# What you should do
Which lines hold the word "易于扩展的网络应用"? Show each of them.

# Task data
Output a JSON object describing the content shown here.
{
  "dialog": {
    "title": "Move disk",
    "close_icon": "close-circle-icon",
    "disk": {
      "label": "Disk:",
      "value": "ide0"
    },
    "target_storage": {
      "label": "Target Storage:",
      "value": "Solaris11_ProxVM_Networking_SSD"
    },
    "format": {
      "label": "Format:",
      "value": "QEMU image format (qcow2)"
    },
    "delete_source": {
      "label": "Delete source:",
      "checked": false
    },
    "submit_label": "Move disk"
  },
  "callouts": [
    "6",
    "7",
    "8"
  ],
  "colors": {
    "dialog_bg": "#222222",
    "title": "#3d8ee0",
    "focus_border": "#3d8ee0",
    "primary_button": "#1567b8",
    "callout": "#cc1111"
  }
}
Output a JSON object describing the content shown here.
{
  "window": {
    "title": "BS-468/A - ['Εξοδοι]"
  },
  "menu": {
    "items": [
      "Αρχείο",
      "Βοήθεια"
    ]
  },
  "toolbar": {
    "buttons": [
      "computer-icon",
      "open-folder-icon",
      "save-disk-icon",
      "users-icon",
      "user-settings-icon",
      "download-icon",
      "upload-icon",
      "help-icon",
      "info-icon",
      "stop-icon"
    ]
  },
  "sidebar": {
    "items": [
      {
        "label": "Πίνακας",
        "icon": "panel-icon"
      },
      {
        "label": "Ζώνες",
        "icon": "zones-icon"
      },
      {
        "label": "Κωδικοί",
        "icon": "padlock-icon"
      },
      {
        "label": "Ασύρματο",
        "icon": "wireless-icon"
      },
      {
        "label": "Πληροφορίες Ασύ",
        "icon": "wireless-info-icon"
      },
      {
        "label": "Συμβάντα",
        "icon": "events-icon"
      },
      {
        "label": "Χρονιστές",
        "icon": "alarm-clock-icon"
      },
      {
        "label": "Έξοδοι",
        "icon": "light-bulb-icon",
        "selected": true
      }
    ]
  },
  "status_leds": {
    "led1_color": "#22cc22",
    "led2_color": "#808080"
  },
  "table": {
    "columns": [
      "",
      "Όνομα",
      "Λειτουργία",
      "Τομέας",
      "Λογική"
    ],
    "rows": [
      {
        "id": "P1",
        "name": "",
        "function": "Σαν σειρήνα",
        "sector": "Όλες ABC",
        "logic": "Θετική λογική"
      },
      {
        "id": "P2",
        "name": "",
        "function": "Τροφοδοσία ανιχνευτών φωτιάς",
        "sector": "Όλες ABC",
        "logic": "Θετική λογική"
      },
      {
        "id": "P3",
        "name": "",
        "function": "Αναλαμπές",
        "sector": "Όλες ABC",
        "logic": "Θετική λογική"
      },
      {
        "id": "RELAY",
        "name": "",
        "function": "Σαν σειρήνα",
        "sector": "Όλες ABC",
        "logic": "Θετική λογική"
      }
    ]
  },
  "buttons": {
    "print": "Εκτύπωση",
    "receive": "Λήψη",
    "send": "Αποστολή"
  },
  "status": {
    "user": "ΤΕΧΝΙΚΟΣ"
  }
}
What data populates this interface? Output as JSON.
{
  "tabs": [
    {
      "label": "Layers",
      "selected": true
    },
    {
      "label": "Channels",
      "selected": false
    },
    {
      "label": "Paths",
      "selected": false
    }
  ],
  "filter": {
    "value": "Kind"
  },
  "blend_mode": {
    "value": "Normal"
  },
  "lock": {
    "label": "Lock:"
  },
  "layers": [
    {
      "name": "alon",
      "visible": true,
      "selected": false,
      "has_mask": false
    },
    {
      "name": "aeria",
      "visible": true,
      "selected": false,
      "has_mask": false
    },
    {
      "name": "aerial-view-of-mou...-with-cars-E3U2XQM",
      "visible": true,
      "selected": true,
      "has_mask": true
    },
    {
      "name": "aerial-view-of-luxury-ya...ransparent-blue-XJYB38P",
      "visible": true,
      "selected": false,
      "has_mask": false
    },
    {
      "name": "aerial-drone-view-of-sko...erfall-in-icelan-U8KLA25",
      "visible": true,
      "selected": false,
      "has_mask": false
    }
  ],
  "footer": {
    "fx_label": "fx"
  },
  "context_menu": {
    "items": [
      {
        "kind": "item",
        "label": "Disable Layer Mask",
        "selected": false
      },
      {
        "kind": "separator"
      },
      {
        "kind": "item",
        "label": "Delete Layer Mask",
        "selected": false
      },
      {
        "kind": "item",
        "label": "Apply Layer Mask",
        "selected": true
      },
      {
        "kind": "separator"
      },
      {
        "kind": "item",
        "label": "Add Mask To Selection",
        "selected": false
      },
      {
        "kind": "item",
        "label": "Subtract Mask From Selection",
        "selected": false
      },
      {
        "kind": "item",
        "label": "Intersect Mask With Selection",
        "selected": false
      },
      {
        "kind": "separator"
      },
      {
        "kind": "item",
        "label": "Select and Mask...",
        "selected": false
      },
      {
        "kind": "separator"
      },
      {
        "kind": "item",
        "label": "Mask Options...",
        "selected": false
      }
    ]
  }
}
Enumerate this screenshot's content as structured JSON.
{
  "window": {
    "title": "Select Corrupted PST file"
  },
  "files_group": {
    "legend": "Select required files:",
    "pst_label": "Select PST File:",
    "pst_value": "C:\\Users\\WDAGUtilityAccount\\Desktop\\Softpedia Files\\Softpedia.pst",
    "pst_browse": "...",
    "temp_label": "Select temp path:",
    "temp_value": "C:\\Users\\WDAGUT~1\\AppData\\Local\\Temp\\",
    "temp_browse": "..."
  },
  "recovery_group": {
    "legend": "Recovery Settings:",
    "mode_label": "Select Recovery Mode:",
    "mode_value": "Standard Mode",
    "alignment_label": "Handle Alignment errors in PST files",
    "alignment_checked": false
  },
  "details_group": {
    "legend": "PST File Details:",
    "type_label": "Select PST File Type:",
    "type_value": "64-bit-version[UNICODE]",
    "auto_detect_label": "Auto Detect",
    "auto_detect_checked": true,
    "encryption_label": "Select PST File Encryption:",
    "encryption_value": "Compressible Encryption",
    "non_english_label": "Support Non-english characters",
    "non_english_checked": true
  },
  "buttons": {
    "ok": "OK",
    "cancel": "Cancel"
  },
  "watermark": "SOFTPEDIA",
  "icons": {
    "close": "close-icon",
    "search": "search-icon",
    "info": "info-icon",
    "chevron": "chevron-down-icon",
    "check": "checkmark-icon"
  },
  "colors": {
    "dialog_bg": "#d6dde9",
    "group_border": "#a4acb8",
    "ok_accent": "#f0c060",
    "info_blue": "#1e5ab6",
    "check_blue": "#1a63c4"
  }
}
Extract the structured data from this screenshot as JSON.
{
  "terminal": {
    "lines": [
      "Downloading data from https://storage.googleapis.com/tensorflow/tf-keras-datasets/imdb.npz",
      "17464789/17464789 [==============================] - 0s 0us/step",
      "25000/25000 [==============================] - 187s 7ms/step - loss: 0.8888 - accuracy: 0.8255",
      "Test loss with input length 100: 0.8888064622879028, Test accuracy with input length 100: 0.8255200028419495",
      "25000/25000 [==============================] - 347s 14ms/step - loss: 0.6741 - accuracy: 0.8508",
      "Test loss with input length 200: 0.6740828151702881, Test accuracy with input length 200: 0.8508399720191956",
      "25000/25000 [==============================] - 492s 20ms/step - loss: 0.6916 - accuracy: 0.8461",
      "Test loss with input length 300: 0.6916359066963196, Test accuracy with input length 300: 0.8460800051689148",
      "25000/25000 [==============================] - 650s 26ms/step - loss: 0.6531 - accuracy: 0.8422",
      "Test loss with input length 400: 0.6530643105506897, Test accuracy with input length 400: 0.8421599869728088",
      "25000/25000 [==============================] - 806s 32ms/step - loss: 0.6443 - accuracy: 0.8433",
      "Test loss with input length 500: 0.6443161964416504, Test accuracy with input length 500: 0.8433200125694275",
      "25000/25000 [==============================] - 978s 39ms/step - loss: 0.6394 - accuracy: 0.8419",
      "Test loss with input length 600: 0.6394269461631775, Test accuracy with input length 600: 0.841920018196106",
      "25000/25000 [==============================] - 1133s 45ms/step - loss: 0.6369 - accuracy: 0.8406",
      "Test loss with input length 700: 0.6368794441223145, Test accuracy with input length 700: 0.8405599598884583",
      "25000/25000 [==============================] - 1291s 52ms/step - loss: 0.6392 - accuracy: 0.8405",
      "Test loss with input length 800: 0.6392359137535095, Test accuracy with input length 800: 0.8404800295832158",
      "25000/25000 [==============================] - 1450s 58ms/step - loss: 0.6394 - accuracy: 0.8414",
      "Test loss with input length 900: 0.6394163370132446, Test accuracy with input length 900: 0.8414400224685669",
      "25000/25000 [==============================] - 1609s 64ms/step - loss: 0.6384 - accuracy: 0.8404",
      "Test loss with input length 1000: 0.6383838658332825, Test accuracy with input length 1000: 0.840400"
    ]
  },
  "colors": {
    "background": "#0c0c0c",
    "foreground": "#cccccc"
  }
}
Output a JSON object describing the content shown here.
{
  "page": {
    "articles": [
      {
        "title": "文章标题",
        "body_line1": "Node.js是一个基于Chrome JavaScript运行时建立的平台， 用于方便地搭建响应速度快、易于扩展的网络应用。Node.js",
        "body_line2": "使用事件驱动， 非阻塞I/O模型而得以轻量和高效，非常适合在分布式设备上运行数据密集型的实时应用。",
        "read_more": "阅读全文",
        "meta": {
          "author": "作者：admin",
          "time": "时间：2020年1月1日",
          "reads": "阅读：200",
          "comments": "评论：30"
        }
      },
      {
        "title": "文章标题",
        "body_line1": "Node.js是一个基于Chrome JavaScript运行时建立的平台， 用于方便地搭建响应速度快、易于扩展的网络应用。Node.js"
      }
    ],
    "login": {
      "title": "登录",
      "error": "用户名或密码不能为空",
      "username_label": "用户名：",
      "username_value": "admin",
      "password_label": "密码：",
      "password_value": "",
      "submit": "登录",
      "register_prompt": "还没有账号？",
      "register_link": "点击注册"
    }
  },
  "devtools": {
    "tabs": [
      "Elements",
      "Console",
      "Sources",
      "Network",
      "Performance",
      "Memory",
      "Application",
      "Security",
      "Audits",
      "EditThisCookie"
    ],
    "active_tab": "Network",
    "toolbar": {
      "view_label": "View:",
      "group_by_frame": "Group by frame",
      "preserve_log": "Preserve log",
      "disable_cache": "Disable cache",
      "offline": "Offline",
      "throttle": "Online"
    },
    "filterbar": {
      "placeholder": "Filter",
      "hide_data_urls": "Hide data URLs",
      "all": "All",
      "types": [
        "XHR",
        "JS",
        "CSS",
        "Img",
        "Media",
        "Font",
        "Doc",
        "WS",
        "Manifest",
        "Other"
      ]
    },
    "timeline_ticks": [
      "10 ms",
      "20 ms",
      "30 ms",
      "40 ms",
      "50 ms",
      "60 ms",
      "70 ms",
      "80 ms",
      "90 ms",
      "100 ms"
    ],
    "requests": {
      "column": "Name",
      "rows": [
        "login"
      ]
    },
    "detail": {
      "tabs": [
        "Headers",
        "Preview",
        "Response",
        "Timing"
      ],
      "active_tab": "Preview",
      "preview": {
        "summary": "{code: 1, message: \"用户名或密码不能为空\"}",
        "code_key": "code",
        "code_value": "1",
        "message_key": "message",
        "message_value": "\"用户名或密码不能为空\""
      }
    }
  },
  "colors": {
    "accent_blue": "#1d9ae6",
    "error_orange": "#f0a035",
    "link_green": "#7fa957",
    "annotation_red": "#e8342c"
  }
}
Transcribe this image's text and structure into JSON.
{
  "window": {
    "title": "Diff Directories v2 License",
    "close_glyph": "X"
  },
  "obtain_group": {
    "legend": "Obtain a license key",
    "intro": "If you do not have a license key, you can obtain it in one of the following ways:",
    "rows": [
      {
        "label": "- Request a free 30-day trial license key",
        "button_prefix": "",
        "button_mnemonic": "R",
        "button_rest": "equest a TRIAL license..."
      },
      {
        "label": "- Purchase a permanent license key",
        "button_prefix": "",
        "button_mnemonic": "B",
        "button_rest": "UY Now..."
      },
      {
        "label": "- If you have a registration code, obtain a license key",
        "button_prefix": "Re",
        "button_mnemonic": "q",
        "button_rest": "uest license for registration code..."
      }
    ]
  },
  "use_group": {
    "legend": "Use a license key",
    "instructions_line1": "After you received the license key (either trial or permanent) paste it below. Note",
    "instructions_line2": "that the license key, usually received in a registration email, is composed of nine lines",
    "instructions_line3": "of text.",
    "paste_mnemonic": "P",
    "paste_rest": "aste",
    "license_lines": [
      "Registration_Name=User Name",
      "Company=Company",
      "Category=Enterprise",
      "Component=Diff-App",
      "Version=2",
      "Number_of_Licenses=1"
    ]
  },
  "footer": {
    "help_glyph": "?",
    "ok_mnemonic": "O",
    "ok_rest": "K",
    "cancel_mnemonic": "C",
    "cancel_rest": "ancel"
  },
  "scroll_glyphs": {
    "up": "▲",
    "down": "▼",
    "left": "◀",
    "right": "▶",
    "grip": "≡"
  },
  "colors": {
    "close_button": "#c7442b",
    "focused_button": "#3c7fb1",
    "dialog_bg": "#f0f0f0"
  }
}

# Answer to the task
        "body_line1": "Node.js是一个基于Chrome JavaScript运行时建立的平台， 用于方便地搭建响应速度快、易于扩展的网络应用。Node.js",
        "body_line1": "Node.js是一个基于Chrome JavaScript运行时建立的平台， 用于方便地搭建响应速度快、易于扩展的网络应用。Node.js"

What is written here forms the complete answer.